-- Selected text --
◆ ◆ ◆ ◆ ◆ ◆ ◆

Americans have diligently recycled plastic containers, paper, glass, and cardboard for many years. We are trained to look for the little “recycle” symbol on packages and follow local regulations to ensure all waste is disposed of properly. So it may be shocking news that, despite our efforts, much plastic waste is not recycled.
On the surface, the recycling process seems straightforward. Depending on your local recycling center, you may sort your waste into separate bins or collect it together. Then you trust the company that hauls it away to take care of the rest.
But, what most Americans don’t know, is that there is a sort of seedy underbelly to the recycling world. Brokers purchase waste from American recycling centers, including what consumers assumed was recycled plastic. They will then charge a disposal fee to the center or sell it off overseas.
According to Bloomberg News, “The Global Initiative Against Transnational Organized Crime has called brokers ‘key offenders’ in the black-market waste trade, with links to major fraud and criminal gangs.” Often the black market for waste means that US trash lands in India or Asia. The problem was so severe that India finally banned nearly all plastic waste imports in 2019.

◆ ◆ ◆ ◆ ◆ ◆ ◆

-- Record list --
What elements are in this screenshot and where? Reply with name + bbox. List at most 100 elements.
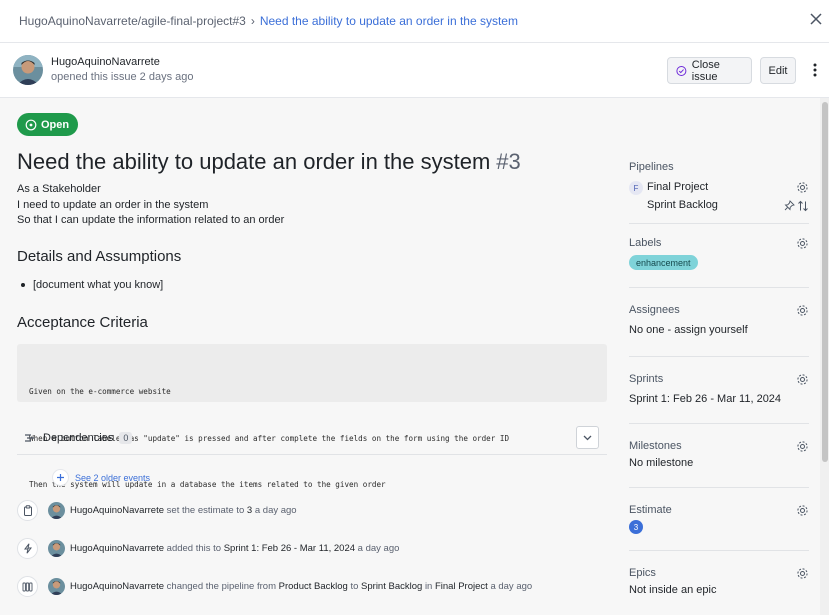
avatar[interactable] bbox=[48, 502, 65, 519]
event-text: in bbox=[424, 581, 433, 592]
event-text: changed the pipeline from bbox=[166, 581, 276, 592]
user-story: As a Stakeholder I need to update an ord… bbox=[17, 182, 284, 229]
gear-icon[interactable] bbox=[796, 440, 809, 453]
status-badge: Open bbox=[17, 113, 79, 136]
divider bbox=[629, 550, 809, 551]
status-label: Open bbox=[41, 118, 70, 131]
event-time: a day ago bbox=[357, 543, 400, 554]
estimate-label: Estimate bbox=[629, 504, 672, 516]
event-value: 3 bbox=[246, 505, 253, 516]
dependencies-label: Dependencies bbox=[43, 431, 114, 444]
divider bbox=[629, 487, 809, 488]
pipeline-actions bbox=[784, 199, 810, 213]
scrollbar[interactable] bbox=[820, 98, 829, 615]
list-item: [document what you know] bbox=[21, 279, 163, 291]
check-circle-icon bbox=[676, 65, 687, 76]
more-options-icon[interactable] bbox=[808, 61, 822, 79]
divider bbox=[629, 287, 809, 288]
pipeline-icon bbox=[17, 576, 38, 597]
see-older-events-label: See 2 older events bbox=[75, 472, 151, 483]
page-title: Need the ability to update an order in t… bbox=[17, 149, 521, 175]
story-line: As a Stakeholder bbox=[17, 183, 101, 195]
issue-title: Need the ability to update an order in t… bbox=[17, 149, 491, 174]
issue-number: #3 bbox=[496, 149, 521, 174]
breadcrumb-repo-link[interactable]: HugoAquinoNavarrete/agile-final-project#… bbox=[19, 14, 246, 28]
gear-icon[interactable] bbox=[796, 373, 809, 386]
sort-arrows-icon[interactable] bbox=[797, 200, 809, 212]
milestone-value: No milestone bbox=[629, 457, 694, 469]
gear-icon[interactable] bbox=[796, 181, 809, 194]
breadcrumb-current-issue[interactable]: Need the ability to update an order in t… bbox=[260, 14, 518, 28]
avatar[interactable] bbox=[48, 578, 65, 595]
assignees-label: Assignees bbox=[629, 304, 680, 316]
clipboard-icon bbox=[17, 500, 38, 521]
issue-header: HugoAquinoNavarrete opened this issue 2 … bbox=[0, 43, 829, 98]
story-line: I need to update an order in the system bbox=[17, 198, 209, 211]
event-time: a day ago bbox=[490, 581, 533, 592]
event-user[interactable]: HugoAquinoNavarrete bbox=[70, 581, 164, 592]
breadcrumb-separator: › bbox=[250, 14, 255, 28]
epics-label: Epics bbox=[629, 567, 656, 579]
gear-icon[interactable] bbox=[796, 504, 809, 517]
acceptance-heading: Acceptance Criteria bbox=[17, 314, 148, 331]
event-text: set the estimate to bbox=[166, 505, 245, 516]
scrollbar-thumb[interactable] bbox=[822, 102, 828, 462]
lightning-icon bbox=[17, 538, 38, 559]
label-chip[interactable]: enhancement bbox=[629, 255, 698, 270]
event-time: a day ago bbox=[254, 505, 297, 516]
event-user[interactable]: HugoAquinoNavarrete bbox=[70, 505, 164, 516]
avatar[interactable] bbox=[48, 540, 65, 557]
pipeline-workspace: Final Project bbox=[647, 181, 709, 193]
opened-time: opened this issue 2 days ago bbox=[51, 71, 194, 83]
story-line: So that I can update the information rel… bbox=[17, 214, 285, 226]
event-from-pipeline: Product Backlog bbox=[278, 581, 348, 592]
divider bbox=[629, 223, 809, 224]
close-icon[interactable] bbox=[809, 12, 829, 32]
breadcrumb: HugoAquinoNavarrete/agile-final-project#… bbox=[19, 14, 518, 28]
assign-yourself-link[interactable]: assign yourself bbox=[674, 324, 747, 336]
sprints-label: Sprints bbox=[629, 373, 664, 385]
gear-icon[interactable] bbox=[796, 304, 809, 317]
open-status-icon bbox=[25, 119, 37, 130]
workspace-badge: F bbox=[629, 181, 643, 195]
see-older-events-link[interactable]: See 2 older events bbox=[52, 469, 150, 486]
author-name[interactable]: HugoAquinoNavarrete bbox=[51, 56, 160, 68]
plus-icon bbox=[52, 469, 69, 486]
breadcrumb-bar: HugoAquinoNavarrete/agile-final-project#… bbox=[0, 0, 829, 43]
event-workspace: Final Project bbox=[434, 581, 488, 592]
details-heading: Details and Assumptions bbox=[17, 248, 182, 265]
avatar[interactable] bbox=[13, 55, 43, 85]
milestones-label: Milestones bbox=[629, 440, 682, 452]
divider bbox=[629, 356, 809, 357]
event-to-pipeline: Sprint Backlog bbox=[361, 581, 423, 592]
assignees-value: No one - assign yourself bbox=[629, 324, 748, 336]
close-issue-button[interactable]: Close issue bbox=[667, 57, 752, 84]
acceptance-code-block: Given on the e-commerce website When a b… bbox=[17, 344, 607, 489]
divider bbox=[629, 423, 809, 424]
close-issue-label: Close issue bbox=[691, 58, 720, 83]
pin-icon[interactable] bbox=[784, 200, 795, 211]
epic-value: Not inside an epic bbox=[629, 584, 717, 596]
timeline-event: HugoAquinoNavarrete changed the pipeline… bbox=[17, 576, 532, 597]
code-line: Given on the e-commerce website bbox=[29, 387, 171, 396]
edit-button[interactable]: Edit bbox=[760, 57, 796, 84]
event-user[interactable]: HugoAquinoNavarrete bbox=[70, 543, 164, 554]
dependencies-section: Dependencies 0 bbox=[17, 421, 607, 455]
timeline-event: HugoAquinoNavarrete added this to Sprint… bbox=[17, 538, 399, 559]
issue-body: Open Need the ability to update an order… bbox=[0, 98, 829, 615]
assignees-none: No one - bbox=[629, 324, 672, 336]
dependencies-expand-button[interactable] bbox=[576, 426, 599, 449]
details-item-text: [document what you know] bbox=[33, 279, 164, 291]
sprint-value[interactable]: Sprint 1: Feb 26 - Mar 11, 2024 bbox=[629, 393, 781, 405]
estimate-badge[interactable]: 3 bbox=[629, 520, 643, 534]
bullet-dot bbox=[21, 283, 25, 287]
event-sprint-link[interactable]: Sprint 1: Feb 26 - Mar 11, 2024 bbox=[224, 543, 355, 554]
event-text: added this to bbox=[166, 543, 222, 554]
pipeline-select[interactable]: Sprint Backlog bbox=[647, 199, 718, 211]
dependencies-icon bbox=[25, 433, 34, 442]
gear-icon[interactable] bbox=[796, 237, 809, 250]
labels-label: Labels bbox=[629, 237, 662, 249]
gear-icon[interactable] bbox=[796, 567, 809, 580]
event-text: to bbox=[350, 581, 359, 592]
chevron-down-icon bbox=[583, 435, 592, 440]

◆ ◆ ◆ ◆ ◆ ◆ ◆

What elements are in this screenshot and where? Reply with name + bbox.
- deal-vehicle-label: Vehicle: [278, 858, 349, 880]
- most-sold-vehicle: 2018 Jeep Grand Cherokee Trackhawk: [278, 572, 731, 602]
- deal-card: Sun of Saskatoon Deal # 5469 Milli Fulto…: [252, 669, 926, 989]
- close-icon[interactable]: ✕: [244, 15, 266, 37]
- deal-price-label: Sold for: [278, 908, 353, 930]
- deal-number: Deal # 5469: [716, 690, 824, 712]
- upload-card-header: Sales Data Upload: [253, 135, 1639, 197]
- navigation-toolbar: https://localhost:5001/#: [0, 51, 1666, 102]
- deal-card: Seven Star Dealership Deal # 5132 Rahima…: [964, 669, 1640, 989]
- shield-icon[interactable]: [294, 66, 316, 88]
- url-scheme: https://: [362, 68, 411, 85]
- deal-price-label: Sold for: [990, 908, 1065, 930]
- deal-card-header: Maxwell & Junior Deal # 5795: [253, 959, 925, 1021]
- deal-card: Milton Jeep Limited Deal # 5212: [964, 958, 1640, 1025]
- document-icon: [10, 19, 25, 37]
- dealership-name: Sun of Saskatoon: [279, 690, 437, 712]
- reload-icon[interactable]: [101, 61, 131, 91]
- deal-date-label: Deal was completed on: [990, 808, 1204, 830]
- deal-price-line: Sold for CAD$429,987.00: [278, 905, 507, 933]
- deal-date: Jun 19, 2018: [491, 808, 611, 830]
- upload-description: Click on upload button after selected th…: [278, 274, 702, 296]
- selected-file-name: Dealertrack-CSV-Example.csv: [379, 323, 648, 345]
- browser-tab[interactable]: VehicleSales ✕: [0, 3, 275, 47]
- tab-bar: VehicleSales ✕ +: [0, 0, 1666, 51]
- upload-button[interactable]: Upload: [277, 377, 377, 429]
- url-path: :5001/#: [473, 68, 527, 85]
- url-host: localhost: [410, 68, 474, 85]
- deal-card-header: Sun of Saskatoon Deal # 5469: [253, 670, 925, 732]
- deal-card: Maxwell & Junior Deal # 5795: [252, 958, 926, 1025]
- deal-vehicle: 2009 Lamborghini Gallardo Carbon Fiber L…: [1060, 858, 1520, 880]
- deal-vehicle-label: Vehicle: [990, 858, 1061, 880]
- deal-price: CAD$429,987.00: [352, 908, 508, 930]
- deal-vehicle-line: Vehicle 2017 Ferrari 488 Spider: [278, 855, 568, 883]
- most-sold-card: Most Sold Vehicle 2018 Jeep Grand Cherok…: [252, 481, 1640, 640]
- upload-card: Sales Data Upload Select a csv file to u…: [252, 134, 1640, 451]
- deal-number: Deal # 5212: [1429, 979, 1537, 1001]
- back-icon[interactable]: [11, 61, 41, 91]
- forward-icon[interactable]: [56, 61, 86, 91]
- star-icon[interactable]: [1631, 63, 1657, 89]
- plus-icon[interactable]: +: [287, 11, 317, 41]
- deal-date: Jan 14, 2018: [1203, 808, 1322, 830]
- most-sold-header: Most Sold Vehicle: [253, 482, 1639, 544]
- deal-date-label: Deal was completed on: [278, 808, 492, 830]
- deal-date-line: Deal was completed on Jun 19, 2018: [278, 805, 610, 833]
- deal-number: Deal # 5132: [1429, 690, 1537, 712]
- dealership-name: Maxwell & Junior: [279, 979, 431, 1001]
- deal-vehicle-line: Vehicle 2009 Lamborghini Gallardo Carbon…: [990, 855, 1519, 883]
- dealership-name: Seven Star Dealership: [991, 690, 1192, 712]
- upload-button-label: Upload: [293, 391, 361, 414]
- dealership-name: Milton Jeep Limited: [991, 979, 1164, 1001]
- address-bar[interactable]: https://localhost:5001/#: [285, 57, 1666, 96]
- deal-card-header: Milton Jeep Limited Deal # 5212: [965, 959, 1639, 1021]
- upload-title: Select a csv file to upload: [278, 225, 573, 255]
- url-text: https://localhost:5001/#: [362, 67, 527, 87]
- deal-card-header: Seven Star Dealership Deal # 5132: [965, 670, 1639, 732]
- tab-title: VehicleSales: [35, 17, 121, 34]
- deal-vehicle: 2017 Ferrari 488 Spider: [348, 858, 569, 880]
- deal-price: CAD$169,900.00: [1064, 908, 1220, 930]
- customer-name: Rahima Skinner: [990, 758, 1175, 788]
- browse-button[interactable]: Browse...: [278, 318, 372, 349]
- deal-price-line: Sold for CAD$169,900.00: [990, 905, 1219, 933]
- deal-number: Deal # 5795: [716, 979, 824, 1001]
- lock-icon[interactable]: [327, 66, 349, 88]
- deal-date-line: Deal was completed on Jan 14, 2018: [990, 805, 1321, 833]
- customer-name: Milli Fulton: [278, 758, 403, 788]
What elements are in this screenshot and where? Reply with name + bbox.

◆ ◆ ◆ ◆ ◆ ◆ ◆

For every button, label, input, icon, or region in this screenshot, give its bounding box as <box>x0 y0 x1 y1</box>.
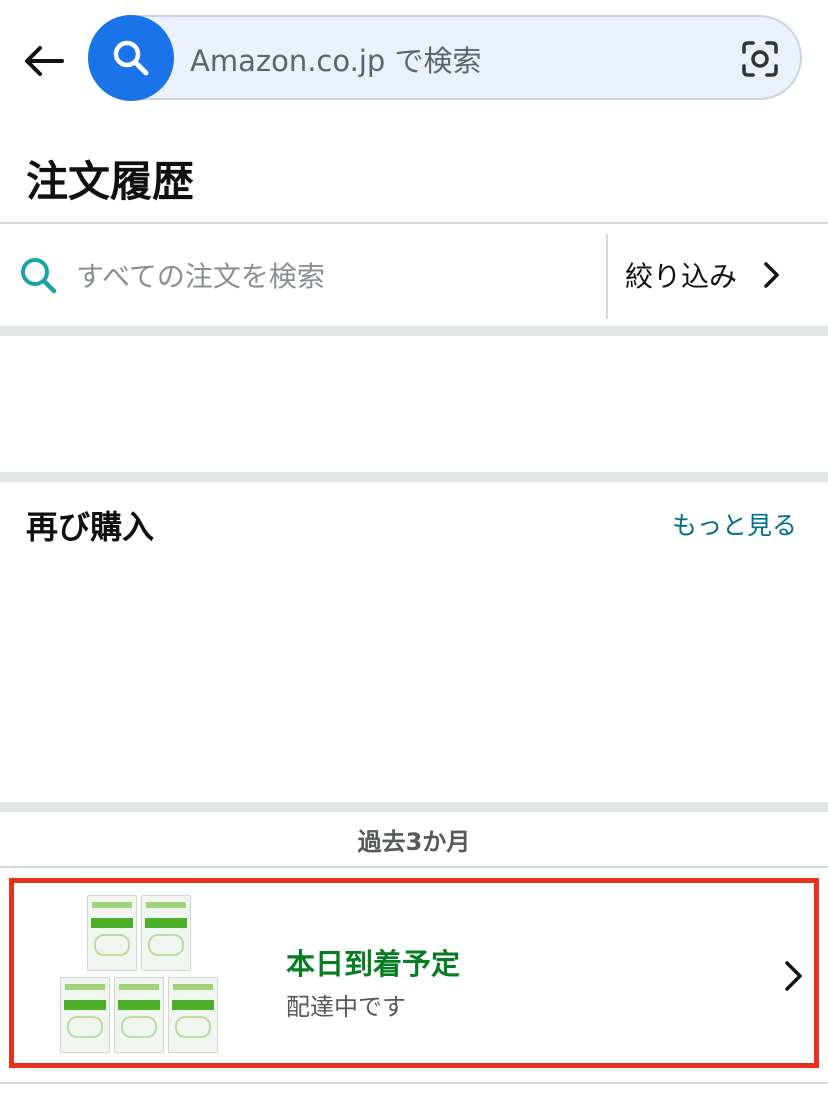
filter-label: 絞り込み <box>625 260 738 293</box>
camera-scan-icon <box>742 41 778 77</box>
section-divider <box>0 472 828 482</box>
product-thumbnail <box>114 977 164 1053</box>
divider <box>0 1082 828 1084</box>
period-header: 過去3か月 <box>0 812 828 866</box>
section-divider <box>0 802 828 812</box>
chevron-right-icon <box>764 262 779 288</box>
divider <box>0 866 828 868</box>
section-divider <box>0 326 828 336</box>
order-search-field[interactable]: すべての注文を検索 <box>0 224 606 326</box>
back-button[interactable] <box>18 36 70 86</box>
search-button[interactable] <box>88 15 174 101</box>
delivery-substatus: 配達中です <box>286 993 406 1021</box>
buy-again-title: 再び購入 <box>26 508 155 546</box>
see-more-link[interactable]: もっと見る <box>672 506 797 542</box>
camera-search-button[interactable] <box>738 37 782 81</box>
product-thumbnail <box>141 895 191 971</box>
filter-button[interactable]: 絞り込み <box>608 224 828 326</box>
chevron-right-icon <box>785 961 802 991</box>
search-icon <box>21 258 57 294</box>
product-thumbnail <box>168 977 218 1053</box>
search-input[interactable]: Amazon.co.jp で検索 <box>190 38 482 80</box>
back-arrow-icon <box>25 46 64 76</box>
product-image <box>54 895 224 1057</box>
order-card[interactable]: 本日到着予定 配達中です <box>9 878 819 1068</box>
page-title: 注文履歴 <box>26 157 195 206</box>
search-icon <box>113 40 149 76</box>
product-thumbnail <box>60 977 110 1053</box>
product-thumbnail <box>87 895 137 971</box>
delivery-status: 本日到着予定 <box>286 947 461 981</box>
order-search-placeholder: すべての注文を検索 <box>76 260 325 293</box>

◆ ◆ ◆ ◆ ◆ ◆ ◆

-- Instructions --
1. Reproduce the passage on plastic recycling word for word, beginning at the words "Americans have diligently" and ending after the words "it off overseas.".
2. Write out, without alteration, the entries from the line containing "filter-label: 絞り込み <box>625 260 738 293</box>" through the line containing "order-search-placeholder: すべての注文を検索 <box>76", including both of those lines.

-- Solutions to the exercise --
1.
Americans have diligently recycled plastic containers, paper, glass, and cardboard for many years. We are trained to look for the little “recycle” symbol on packages and follow local regulations to ensure all waste is disposed of properly. So it may be shocking news that, despite our efforts, much plastic waste is not recycled.
On the surface, the recycling process seems straightforward. Depending on your local recycling center, you may sort your waste into separate bins or collect it together. Then you trust the company that hauls it away to take care of the rest.
But, what most Americans don’t know, is that there is a sort of seedy underbelly to the recycling world. Brokers purchase waste from American recycling centers, including what consumers assumed was recycled plastic. They will then charge a disposal fee to the center or sell it off overseas.

2.
filter-label: 絞り込み <box>625 260 738 293</box>
camera-scan-icon <box>742 41 778 77</box>
section-divider <box>0 472 828 482</box>
product-thumbnail <box>114 977 164 1053</box>
divider <box>0 1082 828 1084</box>
period-header: 過去3か月 <box>0 812 828 866</box>
section-divider <box>0 802 828 812</box>
chevron-right-icon <box>764 262 779 288</box>
divider <box>0 866 828 868</box>
section-divider <box>0 326 828 336</box>
order-search-field[interactable]: すべての注文を検索 <box>0 224 606 326</box>
back-button[interactable] <box>18 36 70 86</box>
search-button[interactable] <box>88 15 174 101</box>
delivery-substatus: 配達中です <box>286 993 406 1021</box>
buy-again-title: 再び購入 <box>26 508 155 546</box>
see-more-link[interactable]: もっと見る <box>672 506 797 542</box>
camera-search-button[interactable] <box>738 37 782 81</box>
product-thumbnail <box>141 895 191 971</box>
filter-button[interactable]: 絞り込み <box>608 224 828 326</box>
chevron-right-icon <box>785 961 802 991</box>
search-icon <box>21 258 57 294</box>
product-thumbnail <box>168 977 218 1053</box>
search-input[interactable]: Amazon.co.jp で検索 <box>190 38 482 80</box>
back-arrow-icon <box>25 46 64 76</box>
product-image <box>54 895 224 1057</box>
order-card[interactable]: 本日到着予定 配達中です <box>9 878 819 1068</box>
page-title: 注文履歴 <box>26 157 195 206</box>
search-icon <box>113 40 149 76</box>
product-thumbnail <box>60 977 110 1053</box>
product-thumbnail <box>87 895 137 971</box>
delivery-status: 本日到着予定 <box>286 947 461 981</box>
order-search-placeholder: すべての注文を検索 <box>76 260 325 293</box>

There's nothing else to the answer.